● **Written instruction**:
Copy out each line that has "this" in it.

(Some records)
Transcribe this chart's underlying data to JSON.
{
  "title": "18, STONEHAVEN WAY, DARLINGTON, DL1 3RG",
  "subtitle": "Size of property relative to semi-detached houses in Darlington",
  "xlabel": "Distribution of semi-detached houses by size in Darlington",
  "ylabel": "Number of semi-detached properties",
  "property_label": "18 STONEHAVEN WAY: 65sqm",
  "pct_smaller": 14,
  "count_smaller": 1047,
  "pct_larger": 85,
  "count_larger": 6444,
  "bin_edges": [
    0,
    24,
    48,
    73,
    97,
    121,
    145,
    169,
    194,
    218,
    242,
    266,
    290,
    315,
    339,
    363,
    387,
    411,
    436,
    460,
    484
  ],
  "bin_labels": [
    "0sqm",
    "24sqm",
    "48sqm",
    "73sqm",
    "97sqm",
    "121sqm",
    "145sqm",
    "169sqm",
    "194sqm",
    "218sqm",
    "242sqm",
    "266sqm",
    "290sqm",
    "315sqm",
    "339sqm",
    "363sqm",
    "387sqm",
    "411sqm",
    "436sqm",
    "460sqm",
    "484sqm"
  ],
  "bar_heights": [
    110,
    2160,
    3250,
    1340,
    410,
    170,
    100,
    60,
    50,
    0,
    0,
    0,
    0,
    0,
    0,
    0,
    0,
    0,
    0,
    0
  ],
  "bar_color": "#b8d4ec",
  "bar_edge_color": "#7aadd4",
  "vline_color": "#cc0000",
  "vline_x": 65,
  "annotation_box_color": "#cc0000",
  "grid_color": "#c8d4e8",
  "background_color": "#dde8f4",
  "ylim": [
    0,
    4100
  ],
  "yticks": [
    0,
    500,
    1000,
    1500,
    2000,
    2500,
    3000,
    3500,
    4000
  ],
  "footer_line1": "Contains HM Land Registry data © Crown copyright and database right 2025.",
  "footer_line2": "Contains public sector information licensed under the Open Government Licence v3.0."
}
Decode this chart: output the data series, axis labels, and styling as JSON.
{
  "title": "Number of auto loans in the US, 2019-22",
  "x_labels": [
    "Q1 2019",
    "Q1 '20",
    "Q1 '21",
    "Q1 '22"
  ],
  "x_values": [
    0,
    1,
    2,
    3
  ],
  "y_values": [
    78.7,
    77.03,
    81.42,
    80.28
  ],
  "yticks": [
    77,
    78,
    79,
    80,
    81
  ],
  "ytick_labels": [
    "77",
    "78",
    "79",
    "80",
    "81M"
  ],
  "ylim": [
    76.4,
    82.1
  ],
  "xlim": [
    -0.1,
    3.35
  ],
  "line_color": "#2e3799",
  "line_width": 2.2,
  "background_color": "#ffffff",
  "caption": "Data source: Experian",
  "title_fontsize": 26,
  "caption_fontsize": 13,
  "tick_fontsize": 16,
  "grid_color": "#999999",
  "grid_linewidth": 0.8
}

● **Solution**:
Transcribe this chart's underlying data to JSON.
Decode this chart: output the data series, axis labels, and styling as JSON.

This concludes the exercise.